BEGIN
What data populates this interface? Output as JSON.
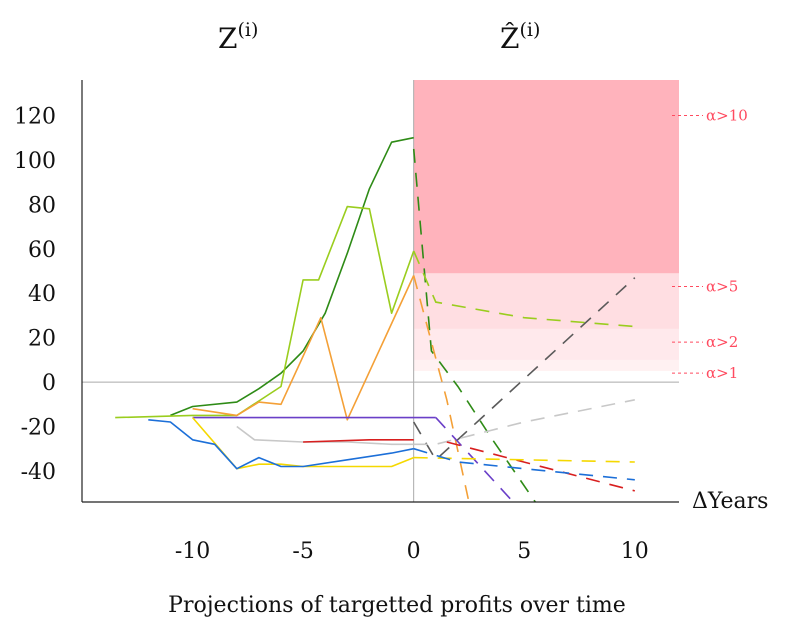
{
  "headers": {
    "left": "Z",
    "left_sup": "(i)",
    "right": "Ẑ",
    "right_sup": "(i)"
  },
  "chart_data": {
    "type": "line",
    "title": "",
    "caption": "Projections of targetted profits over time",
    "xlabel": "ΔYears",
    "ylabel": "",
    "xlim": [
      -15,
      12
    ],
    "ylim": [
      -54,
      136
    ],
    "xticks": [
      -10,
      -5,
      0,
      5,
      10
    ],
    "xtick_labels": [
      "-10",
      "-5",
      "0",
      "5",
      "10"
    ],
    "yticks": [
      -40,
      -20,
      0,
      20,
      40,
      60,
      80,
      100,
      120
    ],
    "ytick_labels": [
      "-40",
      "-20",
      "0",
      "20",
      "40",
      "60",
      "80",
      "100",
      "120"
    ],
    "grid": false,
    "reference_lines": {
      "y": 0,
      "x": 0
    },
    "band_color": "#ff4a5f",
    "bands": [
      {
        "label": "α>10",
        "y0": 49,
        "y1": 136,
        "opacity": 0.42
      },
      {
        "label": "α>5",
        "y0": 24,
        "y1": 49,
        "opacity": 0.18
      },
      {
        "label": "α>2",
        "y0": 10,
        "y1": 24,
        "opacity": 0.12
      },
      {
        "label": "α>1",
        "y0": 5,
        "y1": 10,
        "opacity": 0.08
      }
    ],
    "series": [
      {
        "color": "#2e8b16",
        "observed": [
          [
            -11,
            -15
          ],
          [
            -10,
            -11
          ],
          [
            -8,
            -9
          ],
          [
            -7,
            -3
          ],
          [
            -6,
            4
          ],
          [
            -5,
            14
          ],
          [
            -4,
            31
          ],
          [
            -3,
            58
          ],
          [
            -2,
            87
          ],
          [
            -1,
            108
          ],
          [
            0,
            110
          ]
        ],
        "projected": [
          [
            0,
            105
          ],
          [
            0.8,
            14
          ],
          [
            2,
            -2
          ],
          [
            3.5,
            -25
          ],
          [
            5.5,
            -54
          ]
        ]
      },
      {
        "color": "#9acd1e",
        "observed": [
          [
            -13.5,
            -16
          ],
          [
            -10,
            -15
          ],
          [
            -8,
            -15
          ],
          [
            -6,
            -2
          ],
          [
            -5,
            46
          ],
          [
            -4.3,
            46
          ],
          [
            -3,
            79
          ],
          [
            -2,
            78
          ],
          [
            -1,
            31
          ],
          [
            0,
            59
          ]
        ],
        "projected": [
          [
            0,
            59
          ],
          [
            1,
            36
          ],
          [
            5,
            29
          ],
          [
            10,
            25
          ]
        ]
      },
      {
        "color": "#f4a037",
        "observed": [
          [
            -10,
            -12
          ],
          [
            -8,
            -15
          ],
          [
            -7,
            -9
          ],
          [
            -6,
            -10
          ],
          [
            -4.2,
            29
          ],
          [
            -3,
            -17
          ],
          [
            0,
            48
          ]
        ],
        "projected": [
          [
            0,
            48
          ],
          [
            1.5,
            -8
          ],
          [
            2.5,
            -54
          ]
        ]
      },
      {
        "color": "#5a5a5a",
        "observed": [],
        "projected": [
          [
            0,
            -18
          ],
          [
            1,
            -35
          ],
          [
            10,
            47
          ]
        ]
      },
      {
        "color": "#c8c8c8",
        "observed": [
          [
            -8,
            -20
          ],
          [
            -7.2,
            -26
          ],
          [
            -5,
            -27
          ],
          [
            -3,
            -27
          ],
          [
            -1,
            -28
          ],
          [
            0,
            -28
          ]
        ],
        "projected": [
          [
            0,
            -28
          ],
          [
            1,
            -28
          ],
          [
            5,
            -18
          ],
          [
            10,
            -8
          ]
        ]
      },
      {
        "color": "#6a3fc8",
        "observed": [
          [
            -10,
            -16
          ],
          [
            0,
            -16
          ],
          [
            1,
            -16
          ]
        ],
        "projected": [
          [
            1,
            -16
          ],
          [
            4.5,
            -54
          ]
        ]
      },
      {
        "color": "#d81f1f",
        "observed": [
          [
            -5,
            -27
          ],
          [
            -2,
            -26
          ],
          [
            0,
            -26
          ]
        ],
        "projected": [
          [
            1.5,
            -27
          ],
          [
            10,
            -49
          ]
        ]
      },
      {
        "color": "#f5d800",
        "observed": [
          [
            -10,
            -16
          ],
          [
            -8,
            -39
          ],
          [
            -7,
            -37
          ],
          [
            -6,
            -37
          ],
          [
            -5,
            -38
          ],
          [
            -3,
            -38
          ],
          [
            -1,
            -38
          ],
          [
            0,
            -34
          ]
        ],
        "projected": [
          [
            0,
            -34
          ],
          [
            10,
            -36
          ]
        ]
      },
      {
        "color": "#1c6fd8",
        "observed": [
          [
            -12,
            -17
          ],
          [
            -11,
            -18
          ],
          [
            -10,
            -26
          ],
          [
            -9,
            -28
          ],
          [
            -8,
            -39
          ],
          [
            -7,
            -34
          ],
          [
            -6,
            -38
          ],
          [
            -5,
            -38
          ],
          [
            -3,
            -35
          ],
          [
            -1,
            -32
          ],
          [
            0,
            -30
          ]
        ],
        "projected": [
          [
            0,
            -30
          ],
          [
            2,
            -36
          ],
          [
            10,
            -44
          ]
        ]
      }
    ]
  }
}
END
BEGIN
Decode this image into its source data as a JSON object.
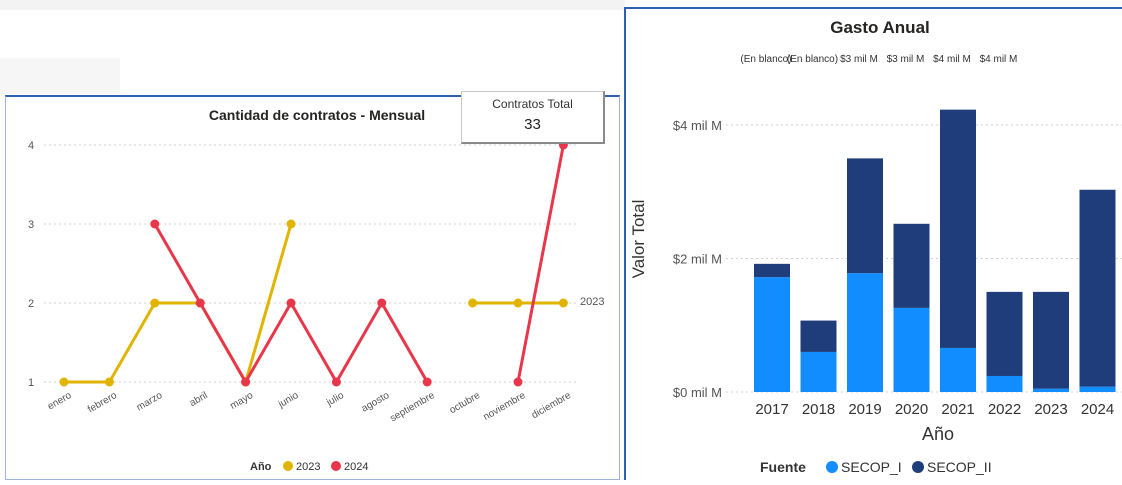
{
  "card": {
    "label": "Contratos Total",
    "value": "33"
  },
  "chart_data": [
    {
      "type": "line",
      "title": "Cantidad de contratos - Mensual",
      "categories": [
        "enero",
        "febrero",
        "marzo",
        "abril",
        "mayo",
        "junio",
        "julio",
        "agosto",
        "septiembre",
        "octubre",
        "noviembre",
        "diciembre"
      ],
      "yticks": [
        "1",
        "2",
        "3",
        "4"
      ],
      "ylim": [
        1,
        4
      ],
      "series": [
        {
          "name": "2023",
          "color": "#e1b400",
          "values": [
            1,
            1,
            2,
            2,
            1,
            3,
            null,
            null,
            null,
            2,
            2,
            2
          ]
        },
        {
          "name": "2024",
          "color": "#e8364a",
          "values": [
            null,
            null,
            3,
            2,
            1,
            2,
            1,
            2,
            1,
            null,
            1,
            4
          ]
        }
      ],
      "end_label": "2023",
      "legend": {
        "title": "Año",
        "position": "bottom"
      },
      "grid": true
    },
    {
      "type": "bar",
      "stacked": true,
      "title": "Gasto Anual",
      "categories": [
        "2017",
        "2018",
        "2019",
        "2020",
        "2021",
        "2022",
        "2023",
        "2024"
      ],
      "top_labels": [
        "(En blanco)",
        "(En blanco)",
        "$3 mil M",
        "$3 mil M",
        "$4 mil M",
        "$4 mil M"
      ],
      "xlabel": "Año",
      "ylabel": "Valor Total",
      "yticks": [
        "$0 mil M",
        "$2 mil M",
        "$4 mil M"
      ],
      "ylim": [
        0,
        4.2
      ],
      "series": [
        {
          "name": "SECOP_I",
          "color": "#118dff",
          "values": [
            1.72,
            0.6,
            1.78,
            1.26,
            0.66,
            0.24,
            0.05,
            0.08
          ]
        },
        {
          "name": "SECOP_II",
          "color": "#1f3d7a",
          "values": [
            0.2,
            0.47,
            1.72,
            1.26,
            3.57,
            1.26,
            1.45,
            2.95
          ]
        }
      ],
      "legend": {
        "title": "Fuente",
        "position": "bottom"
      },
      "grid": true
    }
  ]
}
END
### Aim
Pick out the lines that include the word "opacity" and write them out.

### Exercise solution
        "opacity": 0.42
        "opacity": 0.18
        "opacity": 0.12
        "opacity": 0.08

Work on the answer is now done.